Job: State how many lines hold the word "normal", with no other words.

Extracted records
* BEGIN *

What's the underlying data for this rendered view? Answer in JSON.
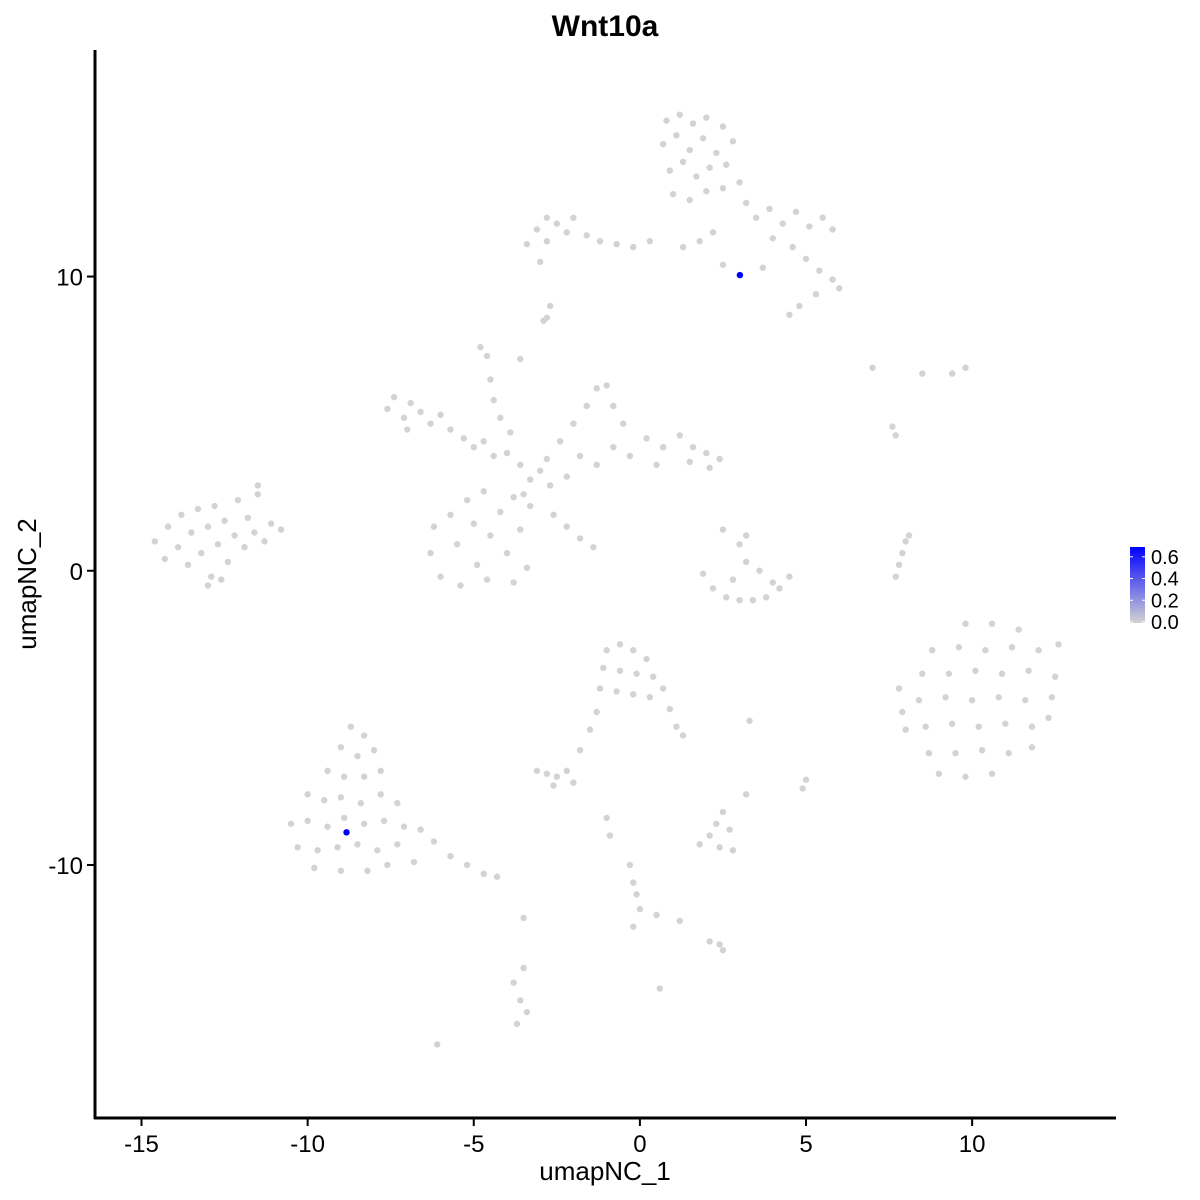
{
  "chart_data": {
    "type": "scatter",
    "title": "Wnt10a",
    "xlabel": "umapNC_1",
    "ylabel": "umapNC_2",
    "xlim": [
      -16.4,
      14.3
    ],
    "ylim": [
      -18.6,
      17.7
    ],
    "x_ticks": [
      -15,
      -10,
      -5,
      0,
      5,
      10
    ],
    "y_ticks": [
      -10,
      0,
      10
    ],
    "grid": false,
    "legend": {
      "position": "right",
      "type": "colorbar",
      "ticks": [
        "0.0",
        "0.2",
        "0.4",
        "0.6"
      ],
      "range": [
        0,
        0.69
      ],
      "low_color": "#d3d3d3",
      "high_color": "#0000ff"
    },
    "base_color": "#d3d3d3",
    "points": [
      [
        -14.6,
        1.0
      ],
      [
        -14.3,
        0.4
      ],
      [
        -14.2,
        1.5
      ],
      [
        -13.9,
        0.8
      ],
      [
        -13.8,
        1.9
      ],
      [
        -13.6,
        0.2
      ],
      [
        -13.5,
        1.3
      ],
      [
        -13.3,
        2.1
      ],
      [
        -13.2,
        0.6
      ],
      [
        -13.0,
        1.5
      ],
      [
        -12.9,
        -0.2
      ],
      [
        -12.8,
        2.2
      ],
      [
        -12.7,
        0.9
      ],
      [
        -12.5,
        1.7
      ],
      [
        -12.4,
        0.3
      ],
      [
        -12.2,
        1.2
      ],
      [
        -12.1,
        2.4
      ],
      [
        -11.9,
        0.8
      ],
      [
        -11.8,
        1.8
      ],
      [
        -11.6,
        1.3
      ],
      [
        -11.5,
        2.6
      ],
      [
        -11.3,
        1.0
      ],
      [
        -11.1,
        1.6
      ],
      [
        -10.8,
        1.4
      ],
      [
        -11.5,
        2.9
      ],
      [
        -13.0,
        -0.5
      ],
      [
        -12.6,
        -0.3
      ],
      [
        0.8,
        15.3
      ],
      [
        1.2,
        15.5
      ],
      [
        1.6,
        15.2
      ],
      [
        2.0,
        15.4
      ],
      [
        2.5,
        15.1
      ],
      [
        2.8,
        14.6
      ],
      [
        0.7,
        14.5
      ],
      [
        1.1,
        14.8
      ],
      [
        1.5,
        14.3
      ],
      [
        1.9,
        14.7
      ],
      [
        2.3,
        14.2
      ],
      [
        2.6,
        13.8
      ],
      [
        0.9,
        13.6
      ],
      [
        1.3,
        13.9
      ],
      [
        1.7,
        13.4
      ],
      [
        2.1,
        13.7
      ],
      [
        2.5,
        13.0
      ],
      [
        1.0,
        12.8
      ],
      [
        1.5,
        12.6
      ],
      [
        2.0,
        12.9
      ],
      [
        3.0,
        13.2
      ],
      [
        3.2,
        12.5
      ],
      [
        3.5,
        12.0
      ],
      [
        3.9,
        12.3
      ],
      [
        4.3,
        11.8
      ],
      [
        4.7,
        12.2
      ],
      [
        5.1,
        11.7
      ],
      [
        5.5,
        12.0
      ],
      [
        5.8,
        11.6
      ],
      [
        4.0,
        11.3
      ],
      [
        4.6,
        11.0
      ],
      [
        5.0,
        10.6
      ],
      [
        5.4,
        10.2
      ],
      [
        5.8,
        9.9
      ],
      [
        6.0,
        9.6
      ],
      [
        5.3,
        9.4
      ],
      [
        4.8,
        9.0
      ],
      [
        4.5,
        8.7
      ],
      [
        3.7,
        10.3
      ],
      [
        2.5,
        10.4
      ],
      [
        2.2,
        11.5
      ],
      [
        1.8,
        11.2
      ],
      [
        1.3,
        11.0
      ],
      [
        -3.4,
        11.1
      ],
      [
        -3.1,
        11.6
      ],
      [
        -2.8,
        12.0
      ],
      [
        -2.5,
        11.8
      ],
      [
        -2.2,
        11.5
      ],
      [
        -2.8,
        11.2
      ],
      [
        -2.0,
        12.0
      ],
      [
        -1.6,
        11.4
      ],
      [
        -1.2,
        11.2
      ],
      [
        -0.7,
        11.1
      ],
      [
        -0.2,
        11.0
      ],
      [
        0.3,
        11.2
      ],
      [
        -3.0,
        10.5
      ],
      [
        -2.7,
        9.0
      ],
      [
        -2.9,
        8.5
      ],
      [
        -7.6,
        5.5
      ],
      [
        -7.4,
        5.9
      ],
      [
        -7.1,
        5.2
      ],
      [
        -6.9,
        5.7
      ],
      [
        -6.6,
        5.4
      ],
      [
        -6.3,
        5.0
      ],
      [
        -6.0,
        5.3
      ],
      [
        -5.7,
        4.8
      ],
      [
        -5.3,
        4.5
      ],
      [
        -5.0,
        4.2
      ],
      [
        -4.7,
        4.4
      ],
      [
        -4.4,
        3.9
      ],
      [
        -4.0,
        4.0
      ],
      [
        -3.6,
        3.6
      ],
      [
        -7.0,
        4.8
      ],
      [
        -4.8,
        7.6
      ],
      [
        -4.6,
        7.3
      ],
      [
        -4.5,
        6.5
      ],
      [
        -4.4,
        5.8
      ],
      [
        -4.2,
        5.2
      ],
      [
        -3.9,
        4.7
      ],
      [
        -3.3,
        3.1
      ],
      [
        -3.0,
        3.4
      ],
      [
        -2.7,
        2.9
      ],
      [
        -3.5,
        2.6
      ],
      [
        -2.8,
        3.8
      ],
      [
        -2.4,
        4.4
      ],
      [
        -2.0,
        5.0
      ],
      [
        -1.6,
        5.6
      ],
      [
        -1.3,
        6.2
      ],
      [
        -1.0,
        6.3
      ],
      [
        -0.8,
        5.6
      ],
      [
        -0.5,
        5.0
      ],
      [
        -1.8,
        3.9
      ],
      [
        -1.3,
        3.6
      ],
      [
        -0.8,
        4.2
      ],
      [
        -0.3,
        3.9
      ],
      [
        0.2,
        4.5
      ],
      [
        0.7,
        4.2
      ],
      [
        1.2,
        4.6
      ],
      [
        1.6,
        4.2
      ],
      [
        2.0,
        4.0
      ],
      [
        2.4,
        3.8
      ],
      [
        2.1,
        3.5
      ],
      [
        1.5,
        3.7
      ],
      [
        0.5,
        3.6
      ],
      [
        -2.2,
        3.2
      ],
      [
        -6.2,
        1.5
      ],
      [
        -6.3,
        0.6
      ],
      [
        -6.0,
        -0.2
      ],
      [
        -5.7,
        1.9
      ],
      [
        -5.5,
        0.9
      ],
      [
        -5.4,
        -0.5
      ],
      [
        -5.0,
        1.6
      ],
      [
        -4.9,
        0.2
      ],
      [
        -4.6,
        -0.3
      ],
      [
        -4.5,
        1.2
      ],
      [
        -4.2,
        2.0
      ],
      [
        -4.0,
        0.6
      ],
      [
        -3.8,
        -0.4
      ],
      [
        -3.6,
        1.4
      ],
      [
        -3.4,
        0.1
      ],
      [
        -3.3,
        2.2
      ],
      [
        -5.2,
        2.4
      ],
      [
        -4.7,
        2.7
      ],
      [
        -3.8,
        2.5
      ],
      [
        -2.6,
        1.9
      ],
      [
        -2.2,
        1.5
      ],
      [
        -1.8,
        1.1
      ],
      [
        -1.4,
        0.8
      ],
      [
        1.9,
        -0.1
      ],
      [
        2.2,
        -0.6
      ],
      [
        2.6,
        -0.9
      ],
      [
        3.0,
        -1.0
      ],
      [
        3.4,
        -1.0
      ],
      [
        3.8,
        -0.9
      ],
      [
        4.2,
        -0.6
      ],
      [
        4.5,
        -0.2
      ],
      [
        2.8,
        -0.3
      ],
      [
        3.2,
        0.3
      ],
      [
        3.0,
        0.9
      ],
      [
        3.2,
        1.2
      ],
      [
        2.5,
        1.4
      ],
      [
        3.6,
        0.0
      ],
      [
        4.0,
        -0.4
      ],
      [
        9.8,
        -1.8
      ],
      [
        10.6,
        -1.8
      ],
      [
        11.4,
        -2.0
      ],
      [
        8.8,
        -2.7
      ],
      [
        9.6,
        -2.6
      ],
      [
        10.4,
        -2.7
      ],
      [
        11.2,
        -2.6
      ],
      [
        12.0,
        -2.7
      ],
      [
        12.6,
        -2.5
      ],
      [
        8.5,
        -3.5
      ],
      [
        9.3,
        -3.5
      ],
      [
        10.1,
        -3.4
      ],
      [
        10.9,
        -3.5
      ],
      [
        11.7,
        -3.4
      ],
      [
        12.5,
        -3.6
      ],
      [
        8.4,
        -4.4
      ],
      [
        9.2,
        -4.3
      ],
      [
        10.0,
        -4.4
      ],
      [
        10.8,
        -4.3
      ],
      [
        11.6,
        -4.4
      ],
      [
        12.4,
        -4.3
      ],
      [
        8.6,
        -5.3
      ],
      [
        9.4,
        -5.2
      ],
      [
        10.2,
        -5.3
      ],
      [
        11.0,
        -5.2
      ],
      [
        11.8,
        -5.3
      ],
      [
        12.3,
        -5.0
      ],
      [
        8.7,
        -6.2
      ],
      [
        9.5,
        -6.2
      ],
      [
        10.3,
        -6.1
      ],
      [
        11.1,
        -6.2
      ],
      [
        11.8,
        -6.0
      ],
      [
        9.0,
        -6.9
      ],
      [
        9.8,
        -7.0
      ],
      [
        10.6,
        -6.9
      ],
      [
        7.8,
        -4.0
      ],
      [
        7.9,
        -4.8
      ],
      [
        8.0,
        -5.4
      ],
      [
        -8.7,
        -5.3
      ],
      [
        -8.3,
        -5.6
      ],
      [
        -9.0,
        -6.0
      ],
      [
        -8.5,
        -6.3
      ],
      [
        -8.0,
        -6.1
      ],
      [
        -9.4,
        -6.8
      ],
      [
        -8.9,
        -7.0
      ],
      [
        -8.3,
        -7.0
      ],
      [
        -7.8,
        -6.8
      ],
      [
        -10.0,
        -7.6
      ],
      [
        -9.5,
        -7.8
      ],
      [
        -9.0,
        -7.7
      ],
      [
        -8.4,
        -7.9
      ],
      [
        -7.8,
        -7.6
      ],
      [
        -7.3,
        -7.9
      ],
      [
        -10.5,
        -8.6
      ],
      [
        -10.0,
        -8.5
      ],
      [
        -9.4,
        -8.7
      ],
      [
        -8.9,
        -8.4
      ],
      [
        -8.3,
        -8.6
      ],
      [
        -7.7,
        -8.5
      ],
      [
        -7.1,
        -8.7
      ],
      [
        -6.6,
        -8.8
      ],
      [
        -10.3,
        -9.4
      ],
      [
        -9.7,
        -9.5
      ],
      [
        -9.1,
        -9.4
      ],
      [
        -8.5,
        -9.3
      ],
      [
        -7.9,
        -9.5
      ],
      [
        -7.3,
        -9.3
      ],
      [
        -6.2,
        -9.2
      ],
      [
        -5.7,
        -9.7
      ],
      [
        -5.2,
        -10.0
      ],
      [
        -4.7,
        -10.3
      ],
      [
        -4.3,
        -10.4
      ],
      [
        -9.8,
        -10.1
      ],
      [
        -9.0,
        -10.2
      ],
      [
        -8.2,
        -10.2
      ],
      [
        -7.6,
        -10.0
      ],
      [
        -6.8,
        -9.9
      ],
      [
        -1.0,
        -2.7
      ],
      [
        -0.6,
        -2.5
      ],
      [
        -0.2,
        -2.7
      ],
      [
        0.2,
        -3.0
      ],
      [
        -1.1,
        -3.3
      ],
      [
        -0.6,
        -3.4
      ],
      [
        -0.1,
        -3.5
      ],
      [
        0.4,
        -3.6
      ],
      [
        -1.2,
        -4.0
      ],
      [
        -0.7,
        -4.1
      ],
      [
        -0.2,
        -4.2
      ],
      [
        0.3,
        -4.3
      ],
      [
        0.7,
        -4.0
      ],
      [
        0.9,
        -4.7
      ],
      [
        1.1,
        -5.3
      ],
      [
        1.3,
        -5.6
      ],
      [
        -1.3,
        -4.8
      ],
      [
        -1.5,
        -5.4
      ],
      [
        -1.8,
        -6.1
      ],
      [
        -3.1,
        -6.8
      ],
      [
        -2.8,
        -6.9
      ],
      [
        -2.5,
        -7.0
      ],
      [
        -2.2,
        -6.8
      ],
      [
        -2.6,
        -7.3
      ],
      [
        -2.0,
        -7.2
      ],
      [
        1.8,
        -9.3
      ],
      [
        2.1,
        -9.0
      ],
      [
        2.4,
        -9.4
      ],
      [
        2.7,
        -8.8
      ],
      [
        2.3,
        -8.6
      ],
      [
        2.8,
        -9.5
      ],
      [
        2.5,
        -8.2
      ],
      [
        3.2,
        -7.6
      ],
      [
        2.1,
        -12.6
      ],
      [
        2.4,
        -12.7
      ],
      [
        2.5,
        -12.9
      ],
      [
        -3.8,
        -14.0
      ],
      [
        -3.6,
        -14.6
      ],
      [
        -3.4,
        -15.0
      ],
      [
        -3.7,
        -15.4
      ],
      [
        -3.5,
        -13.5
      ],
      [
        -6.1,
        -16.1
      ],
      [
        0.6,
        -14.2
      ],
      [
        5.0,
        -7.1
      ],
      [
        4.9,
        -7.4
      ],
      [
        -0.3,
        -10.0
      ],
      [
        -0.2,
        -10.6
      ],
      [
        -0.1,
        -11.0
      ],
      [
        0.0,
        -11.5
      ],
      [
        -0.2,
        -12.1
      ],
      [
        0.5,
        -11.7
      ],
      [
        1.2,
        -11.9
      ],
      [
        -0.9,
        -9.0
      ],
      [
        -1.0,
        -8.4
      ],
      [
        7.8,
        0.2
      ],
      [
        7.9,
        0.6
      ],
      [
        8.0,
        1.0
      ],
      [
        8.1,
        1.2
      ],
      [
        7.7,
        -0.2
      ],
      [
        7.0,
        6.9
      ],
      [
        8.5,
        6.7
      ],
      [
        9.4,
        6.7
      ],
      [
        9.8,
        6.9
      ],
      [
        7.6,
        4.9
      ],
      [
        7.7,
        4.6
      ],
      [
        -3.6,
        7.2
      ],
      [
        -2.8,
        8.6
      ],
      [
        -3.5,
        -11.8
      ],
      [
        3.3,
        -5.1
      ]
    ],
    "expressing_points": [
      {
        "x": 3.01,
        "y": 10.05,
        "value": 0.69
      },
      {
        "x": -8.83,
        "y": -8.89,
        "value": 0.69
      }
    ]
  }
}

* END *
* BEGIN *

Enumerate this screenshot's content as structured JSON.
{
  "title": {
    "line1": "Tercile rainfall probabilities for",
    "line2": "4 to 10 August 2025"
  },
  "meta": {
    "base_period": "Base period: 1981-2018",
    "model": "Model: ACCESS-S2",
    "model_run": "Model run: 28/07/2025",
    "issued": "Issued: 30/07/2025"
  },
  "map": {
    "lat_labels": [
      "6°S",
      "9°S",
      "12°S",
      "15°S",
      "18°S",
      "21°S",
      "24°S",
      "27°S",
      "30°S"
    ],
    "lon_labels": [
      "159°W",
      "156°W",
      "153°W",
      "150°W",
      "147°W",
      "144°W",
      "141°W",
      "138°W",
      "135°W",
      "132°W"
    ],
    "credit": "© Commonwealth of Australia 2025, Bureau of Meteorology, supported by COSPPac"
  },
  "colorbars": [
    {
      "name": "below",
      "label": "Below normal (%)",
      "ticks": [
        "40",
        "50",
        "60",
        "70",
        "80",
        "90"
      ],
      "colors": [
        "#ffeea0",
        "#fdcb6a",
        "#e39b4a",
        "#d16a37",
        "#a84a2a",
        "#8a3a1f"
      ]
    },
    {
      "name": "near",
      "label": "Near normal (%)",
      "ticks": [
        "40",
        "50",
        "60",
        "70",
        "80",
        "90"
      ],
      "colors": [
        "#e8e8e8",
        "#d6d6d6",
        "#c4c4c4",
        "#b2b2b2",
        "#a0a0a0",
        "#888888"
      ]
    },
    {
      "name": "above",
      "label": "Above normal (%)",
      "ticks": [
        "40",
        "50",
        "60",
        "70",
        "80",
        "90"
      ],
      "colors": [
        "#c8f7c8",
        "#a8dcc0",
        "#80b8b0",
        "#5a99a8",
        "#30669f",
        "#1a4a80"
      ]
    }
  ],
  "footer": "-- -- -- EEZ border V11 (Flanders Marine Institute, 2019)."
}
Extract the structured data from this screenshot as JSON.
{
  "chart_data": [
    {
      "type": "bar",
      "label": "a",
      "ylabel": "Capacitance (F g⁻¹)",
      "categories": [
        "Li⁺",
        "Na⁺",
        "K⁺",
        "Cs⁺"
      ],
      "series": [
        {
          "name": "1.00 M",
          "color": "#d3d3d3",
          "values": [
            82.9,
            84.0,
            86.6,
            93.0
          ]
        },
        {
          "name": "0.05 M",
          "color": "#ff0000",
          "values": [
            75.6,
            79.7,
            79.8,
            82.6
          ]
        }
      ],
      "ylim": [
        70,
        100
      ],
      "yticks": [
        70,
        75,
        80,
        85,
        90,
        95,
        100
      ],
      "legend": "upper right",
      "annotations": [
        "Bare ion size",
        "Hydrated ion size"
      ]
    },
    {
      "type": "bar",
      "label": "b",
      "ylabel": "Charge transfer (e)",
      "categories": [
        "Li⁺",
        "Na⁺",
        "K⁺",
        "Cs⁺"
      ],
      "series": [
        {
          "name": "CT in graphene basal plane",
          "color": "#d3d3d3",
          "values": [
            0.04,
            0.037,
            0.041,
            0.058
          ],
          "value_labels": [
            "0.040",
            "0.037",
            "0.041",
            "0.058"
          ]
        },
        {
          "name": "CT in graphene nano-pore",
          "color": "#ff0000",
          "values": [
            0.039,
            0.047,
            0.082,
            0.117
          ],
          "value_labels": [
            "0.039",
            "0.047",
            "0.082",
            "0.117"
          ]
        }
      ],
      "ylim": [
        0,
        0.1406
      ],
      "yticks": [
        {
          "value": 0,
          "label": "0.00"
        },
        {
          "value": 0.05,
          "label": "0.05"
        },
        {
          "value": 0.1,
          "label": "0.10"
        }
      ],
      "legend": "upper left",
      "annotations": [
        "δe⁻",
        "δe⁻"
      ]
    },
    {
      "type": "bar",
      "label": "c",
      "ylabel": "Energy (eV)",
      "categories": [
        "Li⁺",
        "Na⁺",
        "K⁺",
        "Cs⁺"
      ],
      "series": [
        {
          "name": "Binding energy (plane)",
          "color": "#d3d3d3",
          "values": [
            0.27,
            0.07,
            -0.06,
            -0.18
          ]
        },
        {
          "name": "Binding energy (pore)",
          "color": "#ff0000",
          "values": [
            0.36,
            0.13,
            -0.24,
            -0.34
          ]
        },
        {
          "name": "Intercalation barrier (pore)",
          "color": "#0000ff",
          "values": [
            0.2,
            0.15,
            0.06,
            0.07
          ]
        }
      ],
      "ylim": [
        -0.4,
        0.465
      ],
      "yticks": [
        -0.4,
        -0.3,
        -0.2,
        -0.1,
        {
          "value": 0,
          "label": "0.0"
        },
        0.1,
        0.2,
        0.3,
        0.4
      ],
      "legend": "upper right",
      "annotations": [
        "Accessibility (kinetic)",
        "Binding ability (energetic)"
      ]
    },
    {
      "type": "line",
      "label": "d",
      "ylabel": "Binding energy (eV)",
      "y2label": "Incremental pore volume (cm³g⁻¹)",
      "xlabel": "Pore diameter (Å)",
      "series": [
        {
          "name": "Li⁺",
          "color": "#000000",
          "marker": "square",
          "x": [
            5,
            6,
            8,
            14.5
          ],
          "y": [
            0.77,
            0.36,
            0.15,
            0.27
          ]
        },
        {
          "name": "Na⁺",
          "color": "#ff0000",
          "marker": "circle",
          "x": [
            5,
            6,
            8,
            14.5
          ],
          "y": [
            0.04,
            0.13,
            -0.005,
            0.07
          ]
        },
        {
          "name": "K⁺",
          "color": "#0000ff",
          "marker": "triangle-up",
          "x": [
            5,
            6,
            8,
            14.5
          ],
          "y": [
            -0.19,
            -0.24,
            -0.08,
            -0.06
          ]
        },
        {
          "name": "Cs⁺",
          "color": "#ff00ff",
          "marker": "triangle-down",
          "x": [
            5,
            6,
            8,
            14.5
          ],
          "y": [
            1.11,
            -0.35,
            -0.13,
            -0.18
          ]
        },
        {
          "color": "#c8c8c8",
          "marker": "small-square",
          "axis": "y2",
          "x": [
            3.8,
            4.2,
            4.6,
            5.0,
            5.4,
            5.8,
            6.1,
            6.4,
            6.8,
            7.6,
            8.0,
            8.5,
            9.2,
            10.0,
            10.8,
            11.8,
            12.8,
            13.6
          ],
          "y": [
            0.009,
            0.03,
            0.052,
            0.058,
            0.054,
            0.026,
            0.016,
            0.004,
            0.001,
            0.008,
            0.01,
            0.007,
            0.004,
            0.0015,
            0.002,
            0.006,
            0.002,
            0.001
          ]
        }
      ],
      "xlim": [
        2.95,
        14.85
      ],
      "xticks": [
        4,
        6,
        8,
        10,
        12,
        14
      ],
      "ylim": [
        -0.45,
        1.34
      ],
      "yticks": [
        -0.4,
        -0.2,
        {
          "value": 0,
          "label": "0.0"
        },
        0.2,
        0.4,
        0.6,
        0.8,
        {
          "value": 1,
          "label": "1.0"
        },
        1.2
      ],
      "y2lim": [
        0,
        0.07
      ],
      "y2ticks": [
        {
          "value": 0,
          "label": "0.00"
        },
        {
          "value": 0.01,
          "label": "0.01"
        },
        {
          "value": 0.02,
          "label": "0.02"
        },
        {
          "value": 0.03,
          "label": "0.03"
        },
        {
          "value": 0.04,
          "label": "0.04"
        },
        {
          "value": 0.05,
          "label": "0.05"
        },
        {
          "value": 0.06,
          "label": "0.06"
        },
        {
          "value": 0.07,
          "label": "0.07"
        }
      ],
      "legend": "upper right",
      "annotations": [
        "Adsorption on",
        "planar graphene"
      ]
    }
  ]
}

* END *

Task output: 3